▸ **Requirement**: Filter the data below for the string "KVSchein" and copy each matching line.

▬▬▬▬▬▬

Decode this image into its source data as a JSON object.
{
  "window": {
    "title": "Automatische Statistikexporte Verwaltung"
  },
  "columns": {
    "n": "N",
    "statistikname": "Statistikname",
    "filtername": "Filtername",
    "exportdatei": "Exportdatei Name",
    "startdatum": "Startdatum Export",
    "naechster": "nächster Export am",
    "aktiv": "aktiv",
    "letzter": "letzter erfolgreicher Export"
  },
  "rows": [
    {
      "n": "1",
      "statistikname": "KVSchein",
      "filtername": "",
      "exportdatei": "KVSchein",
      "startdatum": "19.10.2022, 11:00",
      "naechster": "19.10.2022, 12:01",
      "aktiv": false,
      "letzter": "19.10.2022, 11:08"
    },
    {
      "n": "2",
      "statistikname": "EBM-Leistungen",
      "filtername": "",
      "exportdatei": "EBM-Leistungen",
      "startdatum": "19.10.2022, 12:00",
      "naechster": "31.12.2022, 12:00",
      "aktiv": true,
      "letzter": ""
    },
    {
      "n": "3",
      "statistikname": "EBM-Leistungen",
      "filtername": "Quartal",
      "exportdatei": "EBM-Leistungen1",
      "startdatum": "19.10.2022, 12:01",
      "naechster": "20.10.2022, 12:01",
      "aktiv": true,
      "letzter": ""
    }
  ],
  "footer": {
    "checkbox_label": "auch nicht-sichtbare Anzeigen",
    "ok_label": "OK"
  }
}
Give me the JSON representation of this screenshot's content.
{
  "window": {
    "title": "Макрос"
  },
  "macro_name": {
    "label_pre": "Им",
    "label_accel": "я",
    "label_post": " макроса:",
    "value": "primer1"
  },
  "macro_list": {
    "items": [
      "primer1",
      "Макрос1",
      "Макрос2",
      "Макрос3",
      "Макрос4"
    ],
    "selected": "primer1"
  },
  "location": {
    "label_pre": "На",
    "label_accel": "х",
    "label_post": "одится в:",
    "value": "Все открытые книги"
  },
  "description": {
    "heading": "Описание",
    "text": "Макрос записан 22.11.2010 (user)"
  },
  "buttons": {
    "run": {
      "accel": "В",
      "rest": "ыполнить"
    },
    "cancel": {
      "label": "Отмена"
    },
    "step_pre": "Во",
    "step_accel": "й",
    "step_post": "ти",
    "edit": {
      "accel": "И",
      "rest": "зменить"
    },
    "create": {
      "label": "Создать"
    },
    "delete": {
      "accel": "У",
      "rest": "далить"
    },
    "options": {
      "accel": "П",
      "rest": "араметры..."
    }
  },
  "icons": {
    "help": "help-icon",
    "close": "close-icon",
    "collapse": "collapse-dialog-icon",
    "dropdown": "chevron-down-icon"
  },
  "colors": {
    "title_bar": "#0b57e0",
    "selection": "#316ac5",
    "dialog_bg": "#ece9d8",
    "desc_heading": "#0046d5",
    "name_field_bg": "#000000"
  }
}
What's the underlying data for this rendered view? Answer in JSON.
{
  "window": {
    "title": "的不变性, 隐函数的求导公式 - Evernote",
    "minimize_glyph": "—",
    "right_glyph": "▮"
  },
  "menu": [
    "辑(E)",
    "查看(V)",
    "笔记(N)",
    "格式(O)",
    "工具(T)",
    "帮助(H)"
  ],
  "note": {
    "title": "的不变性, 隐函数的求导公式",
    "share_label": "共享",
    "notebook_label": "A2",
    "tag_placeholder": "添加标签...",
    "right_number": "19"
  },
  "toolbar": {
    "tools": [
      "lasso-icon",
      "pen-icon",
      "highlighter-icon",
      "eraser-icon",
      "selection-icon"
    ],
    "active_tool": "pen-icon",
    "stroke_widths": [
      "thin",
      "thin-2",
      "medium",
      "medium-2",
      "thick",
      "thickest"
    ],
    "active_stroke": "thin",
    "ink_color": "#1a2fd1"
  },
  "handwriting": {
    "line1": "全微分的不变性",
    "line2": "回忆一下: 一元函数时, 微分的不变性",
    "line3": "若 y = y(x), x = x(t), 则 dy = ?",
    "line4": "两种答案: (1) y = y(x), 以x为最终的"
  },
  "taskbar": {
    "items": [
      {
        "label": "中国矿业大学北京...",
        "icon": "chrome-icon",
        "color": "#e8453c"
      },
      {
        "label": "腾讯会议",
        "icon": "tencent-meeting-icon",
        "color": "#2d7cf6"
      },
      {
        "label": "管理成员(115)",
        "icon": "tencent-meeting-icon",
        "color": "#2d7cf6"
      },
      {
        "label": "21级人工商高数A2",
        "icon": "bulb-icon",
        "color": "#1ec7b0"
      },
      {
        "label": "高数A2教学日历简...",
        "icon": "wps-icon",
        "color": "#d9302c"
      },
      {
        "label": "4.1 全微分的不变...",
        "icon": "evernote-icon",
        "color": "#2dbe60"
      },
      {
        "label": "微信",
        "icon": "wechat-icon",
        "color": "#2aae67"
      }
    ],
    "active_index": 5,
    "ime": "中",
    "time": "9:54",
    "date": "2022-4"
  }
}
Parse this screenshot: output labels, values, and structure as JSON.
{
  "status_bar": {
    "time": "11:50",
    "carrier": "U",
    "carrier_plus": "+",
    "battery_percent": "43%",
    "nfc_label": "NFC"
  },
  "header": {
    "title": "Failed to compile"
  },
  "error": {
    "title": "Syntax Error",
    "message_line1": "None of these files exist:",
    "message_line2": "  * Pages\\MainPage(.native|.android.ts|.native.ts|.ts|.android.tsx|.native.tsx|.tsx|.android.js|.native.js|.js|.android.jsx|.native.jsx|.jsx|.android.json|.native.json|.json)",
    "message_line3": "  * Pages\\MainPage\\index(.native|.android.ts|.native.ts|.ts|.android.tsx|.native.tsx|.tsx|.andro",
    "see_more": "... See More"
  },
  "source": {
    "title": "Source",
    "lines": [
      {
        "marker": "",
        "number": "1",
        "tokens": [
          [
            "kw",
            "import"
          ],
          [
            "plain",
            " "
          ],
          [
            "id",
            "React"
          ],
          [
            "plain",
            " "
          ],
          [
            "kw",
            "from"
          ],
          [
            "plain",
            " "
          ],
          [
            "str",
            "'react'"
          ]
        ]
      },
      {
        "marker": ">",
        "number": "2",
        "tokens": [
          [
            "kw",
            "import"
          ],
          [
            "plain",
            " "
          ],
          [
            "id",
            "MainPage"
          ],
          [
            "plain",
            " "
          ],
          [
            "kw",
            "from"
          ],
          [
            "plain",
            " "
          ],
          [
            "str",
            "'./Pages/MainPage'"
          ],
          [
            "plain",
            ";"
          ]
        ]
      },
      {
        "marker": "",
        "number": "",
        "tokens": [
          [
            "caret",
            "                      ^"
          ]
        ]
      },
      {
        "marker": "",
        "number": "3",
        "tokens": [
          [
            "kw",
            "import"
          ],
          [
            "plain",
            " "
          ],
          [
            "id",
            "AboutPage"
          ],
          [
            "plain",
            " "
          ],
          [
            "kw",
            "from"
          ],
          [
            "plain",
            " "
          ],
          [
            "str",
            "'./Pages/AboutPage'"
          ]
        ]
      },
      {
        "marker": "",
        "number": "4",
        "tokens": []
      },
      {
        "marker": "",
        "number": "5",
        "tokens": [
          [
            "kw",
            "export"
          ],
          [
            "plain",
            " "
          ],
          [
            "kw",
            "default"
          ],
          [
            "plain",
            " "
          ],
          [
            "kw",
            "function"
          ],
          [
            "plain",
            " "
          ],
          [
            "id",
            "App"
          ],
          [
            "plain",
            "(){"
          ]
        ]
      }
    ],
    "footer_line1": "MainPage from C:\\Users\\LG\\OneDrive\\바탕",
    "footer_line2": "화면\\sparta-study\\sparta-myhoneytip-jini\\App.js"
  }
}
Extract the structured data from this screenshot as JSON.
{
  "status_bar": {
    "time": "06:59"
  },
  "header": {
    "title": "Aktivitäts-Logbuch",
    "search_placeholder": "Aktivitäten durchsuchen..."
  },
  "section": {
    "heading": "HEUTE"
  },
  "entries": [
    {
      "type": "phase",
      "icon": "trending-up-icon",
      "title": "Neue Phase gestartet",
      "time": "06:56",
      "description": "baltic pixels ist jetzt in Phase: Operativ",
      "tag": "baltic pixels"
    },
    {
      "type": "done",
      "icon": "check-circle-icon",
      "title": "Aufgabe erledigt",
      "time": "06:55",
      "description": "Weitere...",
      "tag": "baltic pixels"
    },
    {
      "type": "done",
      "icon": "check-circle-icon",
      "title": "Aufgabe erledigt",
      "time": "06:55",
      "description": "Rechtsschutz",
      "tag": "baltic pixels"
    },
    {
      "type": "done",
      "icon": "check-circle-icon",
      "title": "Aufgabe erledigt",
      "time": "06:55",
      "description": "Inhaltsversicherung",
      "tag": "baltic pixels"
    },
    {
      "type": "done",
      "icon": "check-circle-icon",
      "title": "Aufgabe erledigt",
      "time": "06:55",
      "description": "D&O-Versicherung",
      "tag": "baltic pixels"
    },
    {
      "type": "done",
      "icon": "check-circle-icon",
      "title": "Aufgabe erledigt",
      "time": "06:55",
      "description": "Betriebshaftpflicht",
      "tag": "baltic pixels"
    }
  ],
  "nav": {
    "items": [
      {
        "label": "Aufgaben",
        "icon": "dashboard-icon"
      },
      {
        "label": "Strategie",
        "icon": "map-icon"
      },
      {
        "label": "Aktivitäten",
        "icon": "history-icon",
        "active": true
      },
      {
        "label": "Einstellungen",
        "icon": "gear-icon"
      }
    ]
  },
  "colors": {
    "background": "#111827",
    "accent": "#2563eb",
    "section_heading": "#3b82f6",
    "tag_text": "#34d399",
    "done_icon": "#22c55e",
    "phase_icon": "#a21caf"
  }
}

▬▬▬▬▬▬

▸ **Complete response**:
      "statistikname": "KVSchein",
      "exportdatei": "KVSchein",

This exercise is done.